• WORK TO BE COMPLETED: From the entries below, gather every line containing the string "Veröffentlichung".

[Collected data entries]
####
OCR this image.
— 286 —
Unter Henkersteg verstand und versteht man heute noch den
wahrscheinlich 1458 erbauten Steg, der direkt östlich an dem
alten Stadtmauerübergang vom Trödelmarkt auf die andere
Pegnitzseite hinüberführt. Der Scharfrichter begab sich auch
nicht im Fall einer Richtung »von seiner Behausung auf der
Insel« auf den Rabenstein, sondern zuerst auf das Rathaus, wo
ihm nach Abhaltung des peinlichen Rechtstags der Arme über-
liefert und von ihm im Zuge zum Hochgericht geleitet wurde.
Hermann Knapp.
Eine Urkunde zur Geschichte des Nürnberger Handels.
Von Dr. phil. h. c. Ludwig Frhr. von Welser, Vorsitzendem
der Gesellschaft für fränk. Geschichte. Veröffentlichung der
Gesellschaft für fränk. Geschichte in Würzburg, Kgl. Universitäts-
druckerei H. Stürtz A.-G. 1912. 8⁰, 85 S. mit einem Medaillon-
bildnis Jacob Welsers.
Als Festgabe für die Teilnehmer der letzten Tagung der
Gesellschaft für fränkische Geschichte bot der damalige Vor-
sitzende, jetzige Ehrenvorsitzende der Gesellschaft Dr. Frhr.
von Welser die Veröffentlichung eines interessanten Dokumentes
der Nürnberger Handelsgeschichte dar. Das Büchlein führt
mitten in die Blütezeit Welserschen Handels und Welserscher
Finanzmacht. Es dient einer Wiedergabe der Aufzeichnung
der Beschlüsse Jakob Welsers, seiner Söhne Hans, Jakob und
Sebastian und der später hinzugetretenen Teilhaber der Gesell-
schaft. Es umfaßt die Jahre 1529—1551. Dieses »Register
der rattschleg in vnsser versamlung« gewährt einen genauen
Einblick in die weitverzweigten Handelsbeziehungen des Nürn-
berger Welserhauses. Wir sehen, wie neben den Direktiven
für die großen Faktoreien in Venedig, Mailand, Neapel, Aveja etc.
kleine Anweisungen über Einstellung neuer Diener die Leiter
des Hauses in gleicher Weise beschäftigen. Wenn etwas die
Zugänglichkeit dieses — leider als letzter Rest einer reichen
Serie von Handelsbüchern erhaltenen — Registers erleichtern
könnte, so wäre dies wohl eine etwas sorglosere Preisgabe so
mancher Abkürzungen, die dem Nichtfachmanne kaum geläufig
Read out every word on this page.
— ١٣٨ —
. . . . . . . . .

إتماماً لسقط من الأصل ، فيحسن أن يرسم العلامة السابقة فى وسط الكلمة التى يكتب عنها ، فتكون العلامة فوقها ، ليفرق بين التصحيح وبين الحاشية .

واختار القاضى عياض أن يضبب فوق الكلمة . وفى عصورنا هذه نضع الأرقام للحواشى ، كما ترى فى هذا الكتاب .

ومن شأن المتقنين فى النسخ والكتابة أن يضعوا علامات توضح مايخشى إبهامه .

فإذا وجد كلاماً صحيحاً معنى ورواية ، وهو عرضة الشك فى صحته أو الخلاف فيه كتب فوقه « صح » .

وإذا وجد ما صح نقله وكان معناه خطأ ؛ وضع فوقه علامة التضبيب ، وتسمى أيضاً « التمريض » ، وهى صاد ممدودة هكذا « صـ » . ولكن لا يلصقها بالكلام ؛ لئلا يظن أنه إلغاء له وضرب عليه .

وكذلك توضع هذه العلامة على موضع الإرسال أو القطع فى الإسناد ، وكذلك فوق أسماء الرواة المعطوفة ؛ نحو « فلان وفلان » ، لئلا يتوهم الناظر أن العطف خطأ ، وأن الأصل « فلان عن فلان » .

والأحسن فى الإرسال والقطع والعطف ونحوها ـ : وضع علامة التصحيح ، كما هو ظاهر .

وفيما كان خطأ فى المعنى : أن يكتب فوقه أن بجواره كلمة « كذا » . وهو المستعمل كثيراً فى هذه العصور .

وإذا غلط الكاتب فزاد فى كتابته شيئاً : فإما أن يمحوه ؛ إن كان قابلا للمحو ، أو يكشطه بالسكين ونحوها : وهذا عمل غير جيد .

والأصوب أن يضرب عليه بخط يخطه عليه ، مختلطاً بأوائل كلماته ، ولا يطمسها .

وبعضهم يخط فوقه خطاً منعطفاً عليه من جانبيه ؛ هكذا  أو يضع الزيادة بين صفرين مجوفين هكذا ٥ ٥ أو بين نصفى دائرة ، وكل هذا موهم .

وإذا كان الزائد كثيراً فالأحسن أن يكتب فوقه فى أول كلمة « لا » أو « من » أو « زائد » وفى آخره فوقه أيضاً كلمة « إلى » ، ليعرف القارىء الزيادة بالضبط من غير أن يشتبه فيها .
####
• THE SOLUTION:
der Gesellschaft für fränk. Geschichte. Veröffentlichung der
von Welser die Veröffentlichung eines interessanten Dokumentes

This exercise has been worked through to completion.